[START DATA TO PROCESS]

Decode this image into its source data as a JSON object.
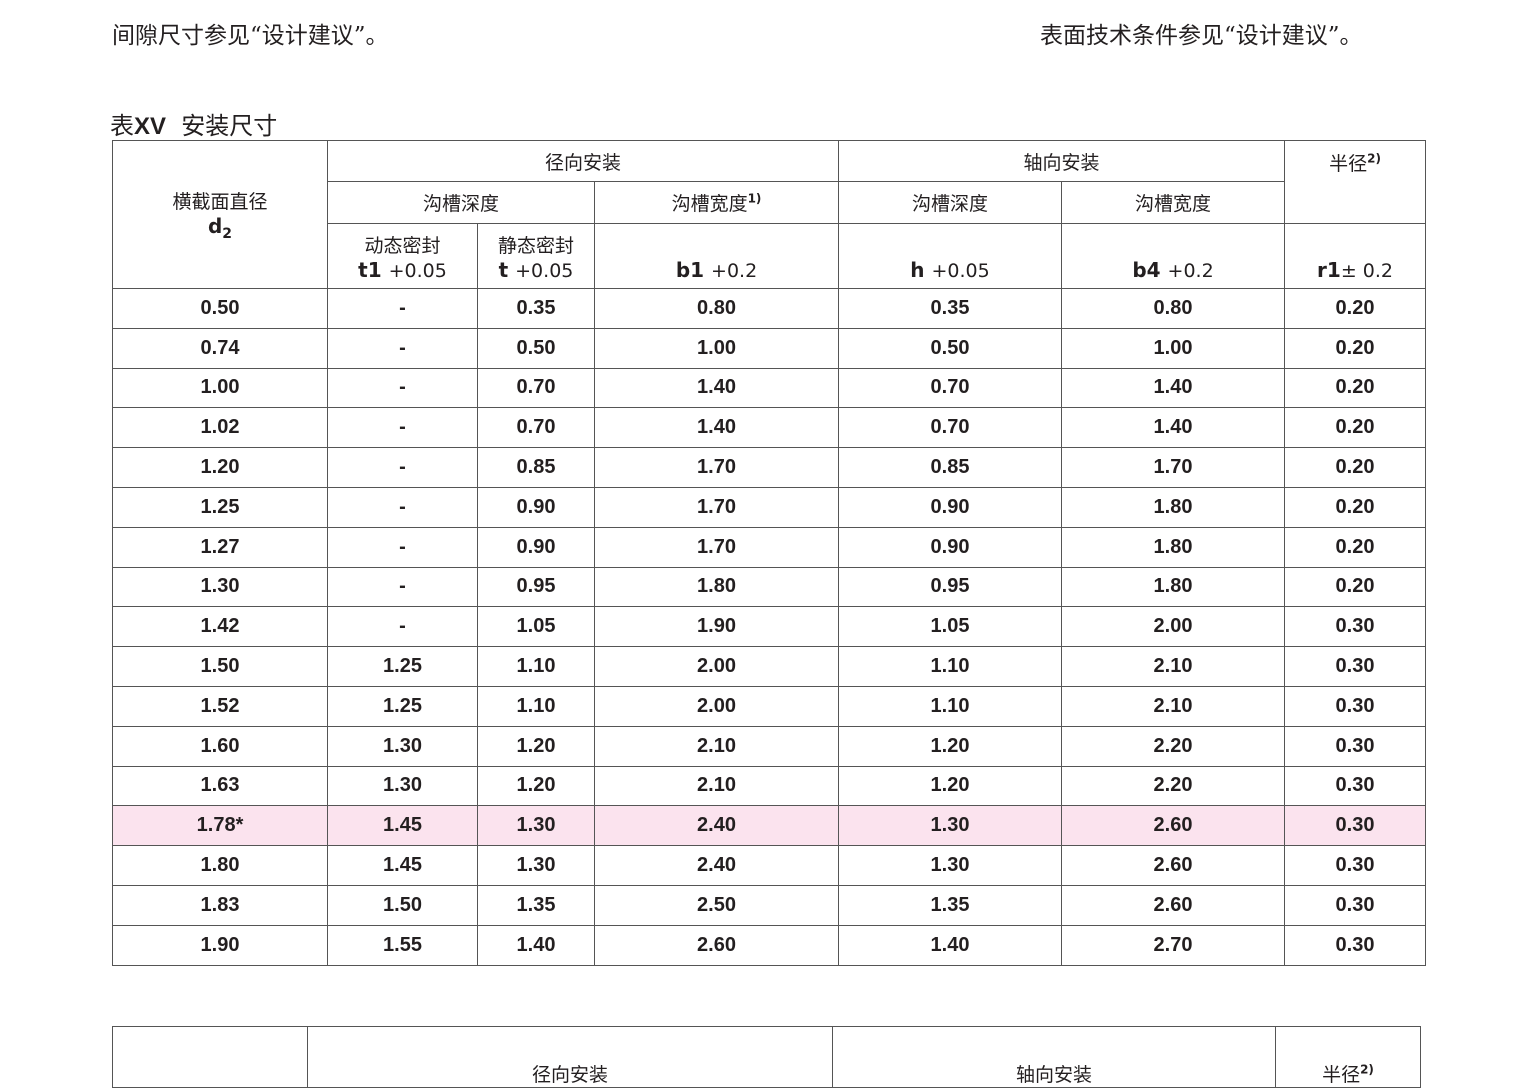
{
  "notes": {
    "left": "间隙尺寸参见“设计建议”。",
    "right": "表面技术条件参见“设计建议”。"
  },
  "caption": {
    "prefix": "表",
    "number": "XV",
    "title": "安装尺寸"
  },
  "headers": {
    "cross_section": "横截面直径",
    "d2": "d",
    "d2_sub": "2",
    "radial": "径向安装",
    "axial": "轴向安装",
    "radius": "半径",
    "radius_sup": "2)",
    "groove_depth": "沟槽深度",
    "groove_width": "沟槽宽度",
    "groove_width_sup": "1)",
    "axial_depth": "沟槽深度",
    "axial_width": "沟槽宽度",
    "dynamic": "动态密封",
    "static": "静态密封",
    "t1": "t1",
    "t1_tol": "+0.05",
    "t": "t",
    "t_tol": "+0.05",
    "b1": "b1",
    "b1_tol": "+0.2",
    "h": "h",
    "h_tol": "+0.05",
    "b4": "b4",
    "b4_tol": "+0.2",
    "r1": "r1",
    "r1_tol": "± 0.2"
  },
  "rows": [
    [
      "0.50",
      "-",
      "0.35",
      "0.80",
      "0.35",
      "0.80",
      "0.20"
    ],
    [
      "0.74",
      "-",
      "0.50",
      "1.00",
      "0.50",
      "1.00",
      "0.20"
    ],
    [
      "1.00",
      "-",
      "0.70",
      "1.40",
      "0.70",
      "1.40",
      "0.20"
    ],
    [
      "1.02",
      "-",
      "0.70",
      "1.40",
      "0.70",
      "1.40",
      "0.20"
    ],
    [
      "1.20",
      "-",
      "0.85",
      "1.70",
      "0.85",
      "1.70",
      "0.20"
    ],
    [
      "1.25",
      "-",
      "0.90",
      "1.70",
      "0.90",
      "1.80",
      "0.20"
    ],
    [
      "1.27",
      "-",
      "0.90",
      "1.70",
      "0.90",
      "1.80",
      "0.20"
    ],
    [
      "1.30",
      "-",
      "0.95",
      "1.80",
      "0.95",
      "1.80",
      "0.20"
    ],
    [
      "1.42",
      "-",
      "1.05",
      "1.90",
      "1.05",
      "2.00",
      "0.30"
    ],
    [
      "1.50",
      "1.25",
      "1.10",
      "2.00",
      "1.10",
      "2.10",
      "0.30"
    ],
    [
      "1.52",
      "1.25",
      "1.10",
      "2.00",
      "1.10",
      "2.10",
      "0.30"
    ],
    [
      "1.60",
      "1.30",
      "1.20",
      "2.10",
      "1.20",
      "2.20",
      "0.30"
    ],
    [
      "1.63",
      "1.30",
      "1.20",
      "2.10",
      "1.20",
      "2.20",
      "0.30"
    ],
    [
      "1.78*",
      "1.45",
      "1.30",
      "2.40",
      "1.30",
      "2.60",
      "0.30"
    ],
    [
      "1.80",
      "1.45",
      "1.30",
      "2.40",
      "1.30",
      "2.60",
      "0.30"
    ],
    [
      "1.83",
      "1.50",
      "1.35",
      "2.50",
      "1.35",
      "2.60",
      "0.30"
    ],
    [
      "1.90",
      "1.55",
      "1.40",
      "2.60",
      "1.40",
      "2.70",
      "0.30"
    ]
  ],
  "highlight_row": "1.78*",
  "highlight_color": "#fbe3ee",
  "second_table": {
    "radial": "径向安装",
    "axial": "轴向安装",
    "radius": "半径",
    "radius_sup": "2)"
  }
}
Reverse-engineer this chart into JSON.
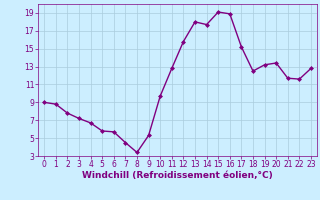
{
  "x": [
    0,
    1,
    2,
    3,
    4,
    5,
    6,
    7,
    8,
    9,
    10,
    11,
    12,
    13,
    14,
    15,
    16,
    17,
    18,
    19,
    20,
    21,
    22,
    23
  ],
  "y": [
    9,
    8.8,
    7.8,
    7.2,
    6.7,
    5.8,
    5.7,
    4.5,
    3.4,
    5.3,
    9.7,
    12.8,
    15.8,
    18.0,
    17.7,
    19.1,
    18.9,
    15.2,
    12.5,
    13.2,
    13.4,
    11.7,
    11.6,
    12.8
  ],
  "line_color": "#800080",
  "marker": "D",
  "marker_size": 2.0,
  "bg_color": "#cceeff",
  "grid_color": "#aaccdd",
  "xlabel": "Windchill (Refroidissement éolien,°C)",
  "ylim": [
    3,
    20
  ],
  "xlim": [
    -0.5,
    23.5
  ],
  "yticks": [
    3,
    5,
    7,
    9,
    11,
    13,
    15,
    17,
    19
  ],
  "xticks": [
    0,
    1,
    2,
    3,
    4,
    5,
    6,
    7,
    8,
    9,
    10,
    11,
    12,
    13,
    14,
    15,
    16,
    17,
    18,
    19,
    20,
    21,
    22,
    23
  ],
  "tick_fontsize": 5.5,
  "xlabel_fontsize": 6.5,
  "line_width": 1.0
}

[END DATA TO PROCESS]

**WHAT NEEDS TO BE DONE**
Copy in full each line that holds the word "JSON".

**RESULT OF THE EXERCISE**
Decode this image into its source data as a JSON object.
Reverse-engineer this chart into JSON.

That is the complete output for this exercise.